◆ **Task instructions**: Retype each record shown below, leaving every character as it is.

(Records)
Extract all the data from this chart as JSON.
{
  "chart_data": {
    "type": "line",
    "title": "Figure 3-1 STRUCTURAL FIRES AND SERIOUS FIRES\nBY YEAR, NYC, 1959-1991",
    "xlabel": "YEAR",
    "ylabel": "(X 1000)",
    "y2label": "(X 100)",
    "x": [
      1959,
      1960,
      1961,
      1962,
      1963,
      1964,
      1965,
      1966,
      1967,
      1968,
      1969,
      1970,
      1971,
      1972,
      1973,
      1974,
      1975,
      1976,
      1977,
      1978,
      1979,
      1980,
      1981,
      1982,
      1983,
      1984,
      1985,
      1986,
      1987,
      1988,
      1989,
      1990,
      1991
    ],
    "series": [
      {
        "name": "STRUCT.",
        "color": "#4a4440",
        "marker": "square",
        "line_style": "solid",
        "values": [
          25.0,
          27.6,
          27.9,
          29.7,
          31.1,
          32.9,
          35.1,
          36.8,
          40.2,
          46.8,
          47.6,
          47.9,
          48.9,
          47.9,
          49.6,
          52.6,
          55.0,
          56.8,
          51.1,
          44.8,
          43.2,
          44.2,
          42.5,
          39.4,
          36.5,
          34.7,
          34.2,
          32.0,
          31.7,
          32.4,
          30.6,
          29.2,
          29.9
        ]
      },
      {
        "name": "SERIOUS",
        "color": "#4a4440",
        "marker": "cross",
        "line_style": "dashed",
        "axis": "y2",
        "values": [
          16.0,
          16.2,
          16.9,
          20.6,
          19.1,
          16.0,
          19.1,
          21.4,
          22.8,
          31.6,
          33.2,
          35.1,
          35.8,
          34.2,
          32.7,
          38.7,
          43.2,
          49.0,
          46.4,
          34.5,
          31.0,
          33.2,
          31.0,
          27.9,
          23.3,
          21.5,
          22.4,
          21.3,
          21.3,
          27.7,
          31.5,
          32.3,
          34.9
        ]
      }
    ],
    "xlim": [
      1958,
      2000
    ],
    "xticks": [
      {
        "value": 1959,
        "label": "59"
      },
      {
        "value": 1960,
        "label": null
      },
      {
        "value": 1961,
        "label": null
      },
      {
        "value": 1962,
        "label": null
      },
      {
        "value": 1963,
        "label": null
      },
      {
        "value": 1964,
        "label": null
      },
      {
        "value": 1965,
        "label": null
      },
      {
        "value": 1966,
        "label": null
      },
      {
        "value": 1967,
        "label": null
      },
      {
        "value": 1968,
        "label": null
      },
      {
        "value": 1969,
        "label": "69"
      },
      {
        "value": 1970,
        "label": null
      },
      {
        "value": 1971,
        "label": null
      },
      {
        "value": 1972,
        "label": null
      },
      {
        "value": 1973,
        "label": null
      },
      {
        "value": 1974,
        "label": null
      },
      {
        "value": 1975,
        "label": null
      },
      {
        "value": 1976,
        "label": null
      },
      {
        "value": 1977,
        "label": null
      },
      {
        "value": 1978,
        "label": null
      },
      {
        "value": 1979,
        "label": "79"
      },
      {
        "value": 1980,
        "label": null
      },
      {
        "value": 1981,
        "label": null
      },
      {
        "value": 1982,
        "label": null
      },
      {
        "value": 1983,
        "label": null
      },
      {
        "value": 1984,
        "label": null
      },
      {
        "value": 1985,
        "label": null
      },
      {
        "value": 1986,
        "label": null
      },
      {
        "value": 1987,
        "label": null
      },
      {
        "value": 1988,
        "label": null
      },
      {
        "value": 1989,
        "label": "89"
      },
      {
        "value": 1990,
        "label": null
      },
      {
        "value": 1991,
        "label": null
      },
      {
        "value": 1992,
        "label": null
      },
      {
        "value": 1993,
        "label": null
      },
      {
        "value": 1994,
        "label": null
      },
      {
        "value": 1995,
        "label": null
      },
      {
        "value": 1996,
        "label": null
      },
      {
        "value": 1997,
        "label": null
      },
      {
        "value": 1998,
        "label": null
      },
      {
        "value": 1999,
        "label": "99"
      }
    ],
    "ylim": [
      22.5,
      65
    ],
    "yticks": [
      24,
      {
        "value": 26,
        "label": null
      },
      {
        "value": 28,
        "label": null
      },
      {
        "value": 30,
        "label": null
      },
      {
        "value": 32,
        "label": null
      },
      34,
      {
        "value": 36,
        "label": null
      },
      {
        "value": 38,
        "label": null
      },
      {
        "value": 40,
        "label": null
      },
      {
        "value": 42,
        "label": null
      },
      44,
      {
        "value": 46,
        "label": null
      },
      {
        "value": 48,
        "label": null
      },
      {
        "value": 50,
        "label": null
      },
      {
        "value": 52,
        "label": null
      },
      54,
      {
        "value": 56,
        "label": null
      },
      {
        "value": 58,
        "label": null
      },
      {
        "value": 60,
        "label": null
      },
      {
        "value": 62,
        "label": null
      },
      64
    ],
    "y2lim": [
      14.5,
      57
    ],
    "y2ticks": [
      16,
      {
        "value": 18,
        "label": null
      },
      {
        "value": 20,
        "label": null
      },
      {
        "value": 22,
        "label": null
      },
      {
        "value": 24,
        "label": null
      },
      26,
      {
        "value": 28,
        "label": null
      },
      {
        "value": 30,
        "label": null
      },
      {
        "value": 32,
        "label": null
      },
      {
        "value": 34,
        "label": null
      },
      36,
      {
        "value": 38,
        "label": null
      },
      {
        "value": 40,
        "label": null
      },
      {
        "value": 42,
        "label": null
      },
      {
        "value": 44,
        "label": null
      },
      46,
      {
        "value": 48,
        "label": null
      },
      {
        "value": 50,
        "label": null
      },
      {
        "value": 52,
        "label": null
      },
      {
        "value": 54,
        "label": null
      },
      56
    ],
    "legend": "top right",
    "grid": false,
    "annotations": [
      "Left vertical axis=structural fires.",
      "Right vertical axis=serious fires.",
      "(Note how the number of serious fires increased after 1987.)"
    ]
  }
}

◆ **Expected output**:
Extract all the data from this chart as JSON.
{
  "chart_data": {
    "type": "line",
    "title": "Figure 3-1 STRUCTURAL FIRES AND SERIOUS FIRES\nBY YEAR, NYC, 1959-1991",
    "xlabel": "YEAR",
    "ylabel": "(X 1000)",
    "y2label": "(X 100)",
    "x": [
      1959,
      1960,
      1961,
      1962,
      1963,
      1964,
      1965,
      1966,
      1967,
      1968,
      1969,
      1970,
      1971,
      1972,
      1973,
      1974,
      1975,
      1976,
      1977,
      1978,
      1979,
      1980,
      1981,
      1982,
      1983,
      1984,
      1985,
      1986,
      1987,
      1988,
      1989,
      1990,
      1991
    ],
    "series": [
      {
        "name": "STRUCT.",
        "color": "#4a4440",
        "marker": "square",
        "line_style": "solid",
        "values": [
          25.0,
          27.6,
          27.9,
          29.7,
          31.1,
          32.9,
          35.1,
          36.8,
          40.2,
          46.8,
          47.6,
          47.9,
          48.9,
          47.9,
          49.6,
          52.6,
          55.0,
          56.8,
          51.1,
          44.8,
          43.2,
          44.2,
          42.5,
          39.4,
          36.5,
          34.7,
          34.2,
          32.0,
          31.7,
          32.4,
          30.6,
          29.2,
          29.9
        ]
      },
      {
        "name": "SERIOUS",
        "color": "#4a4440",
        "marker": "cross",
        "line_style": "dashed",
        "axis": "y2",
        "values": [
          16.0,
          16.2,
          16.9,
          20.6,
          19.1,
          16.0,
          19.1,
          21.4,
          22.8,
          31.6,
          33.2,
          35.1,
          35.8,
          34.2,
          32.7,
          38.7,
          43.2,
          49.0,
          46.4,
          34.5,
          31.0,
          33.2,
          31.0,
          27.9,
          23.3,
          21.5,
          22.4,
          21.3,
          21.3,
          27.7,
          31.5,
          32.3,
          34.9
        ]
      }
    ],
    "xlim": [
      1958,
      2000
    ],
    "xticks": [
      {
        "value": 1959,
        "label": "59"
      },
      {
        "value": 1960,
        "label": null
      },
      {
        "value": 1961,
        "label": null
      },
      {
        "value": 1962,
        "label": null
      },
      {
        "value": 1963,
        "label": null
      },
      {
        "value": 1964,
        "label": null
      },
      {
        "value": 1965,
        "label": null
      },
      {
        "value": 1966,
        "label": null
      },
      {
        "value": 1967,
        "label": null
      },
      {
        "value": 1968,
        "label": null
      },
      {
        "value": 1969,
        "label": "69"
      },
      {
        "value": 1970,
        "label": null
      },
      {
        "value": 1971,
        "label": null
      },
      {
        "value": 1972,
        "label": null
      },
      {
        "value": 1973,
        "label": null
      },
      {
        "value": 1974,
        "label": null
      },
      {
        "value": 1975,
        "label": null
      },
      {
        "value": 1976,
        "label": null
      },
      {
        "value": 1977,
        "label": null
      },
      {
        "value": 1978,
        "label": null
      },
      {
        "value": 1979,
        "label": "79"
      },
      {
        "value": 1980,
        "label": null
      },
      {
        "value": 1981,
        "label": null
      },
      {
        "value": 1982,
        "label": null
      },
      {
        "value": 1983,
        "label": null
      },
      {
        "value": 1984,
        "label": null
      },
      {
        "value": 1985,
        "label": null
      },
      {
        "value": 1986,
        "label": null
      },
      {
        "value": 1987,
        "label": null
      },
      {
        "value": 1988,
        "label": null
      },
      {
        "value": 1989,
        "label": "89"
      },
      {
        "value": 1990,
        "label": null
      },
      {
        "value": 1991,
        "label": null
      },
      {
        "value": 1992,
        "label": null
      },
      {
        "value": 1993,
        "label": null
      },
      {
        "value": 1994,
        "label": null
      },
      {
        "value": 1995,
        "label": null
      },
      {
        "value": 1996,
        "label": null
      },
      {
        "value": 1997,
        "label": null
      },
      {
        "value": 1998,
        "label": null
      },
      {
        "value": 1999,
        "label": "99"
      }
    ],
    "ylim": [
      22.5,
      65
    ],
    "yticks": [
      24,
      {
        "value": 26,
        "label": null
      },
      {
        "value": 28,
        "label": null
      },
      {
        "value": 30,
        "label": null
      },
      {
        "value": 32,
        "label": null
      },
      34,
      {
        "value": 36,
        "label": null
      },
      {
        "value": 38,
        "label": null
      },
      {
        "value": 40,
        "label": null
      },
      {
        "value": 42,
        "label": null
      },
      44,
      {
        "value": 46,
        "label": null
      },
      {
        "value": 48,
        "label": null
      },
      {
        "value": 50,
        "label": null
      },
      {
        "value": 52,
        "label": null
      },
      54,
      {
        "value": 56,
        "label": null
      },
      {
        "value": 58,
        "label": null
      },
      {
        "value": 60,
        "label": null
      },
      {
        "value": 62,
        "label": null
      },
      64
    ],
    "y2lim": [
      14.5,
      57
    ],
    "y2ticks": [
      16,
      {
        "value": 18,
        "label": null
      },
      {
        "value": 20,
        "label": null
      },
      {
        "value": 22,
        "label": null
      },
      {
        "value": 24,
        "label": null
      },
      26,
      {
        "value": 28,
        "label": null
      },
      {
        "value": 30,
        "label": null
      },
      {
        "value": 32,
        "label": null
      },
      {
        "value": 34,
        "label": null
      },
      36,
      {
        "value": 38,
        "label": null
      },
      {
        "value": 40,
        "label": null
      },
      {
        "value": 42,
        "label": null
      },
      {
        "value": 44,
        "label": null
      },
      46,
      {
        "value": 48,
        "label": null
      },
      {
        "value": 50,
        "label": null
      },
      {
        "value": 52,
        "label": null
      },
      {
        "value": 54,
        "label": null
      },
      56
    ],
    "legend": "top right",
    "grid": false,
    "annotations": [
      "Left vertical axis=structural fires.",
      "Right vertical axis=serious fires.",
      "(Note how the number of serious fires increased after 1987.)"
    ]
  }
}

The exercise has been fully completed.